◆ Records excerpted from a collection
----

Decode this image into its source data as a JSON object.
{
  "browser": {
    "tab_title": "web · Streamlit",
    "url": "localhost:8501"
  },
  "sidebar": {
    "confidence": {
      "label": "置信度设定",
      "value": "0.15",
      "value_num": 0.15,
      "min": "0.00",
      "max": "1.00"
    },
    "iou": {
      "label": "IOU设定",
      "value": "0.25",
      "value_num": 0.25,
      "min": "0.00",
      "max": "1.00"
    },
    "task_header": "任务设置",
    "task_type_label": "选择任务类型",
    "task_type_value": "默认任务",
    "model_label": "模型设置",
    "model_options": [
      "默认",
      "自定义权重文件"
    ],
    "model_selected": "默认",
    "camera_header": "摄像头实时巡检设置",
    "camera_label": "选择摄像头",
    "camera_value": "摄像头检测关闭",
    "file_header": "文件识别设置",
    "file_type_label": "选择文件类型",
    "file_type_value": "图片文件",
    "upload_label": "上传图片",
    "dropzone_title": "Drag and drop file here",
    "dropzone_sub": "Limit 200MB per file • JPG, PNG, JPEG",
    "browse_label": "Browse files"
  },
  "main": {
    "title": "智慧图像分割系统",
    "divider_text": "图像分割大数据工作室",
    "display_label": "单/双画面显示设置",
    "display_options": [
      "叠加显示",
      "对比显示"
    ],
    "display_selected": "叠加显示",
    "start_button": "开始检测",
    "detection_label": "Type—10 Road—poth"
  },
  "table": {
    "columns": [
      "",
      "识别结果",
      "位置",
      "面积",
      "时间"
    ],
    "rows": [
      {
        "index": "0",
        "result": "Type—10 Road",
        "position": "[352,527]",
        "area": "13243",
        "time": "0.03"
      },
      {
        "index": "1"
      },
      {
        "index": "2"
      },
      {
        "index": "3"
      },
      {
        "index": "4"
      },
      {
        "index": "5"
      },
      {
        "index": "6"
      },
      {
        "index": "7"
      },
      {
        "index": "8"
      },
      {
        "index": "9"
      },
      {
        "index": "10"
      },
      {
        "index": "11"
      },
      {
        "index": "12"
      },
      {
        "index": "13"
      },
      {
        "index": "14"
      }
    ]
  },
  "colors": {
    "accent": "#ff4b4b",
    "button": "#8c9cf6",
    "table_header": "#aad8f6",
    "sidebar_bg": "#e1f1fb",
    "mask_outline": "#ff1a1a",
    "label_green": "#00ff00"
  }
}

----

◆ Task objective
Check the data for the word "Road" and pull out the lines that have it.

◆ Complete output
    "detection_label": "Type—10 Road—poth"
        "result": "Type—10 Road",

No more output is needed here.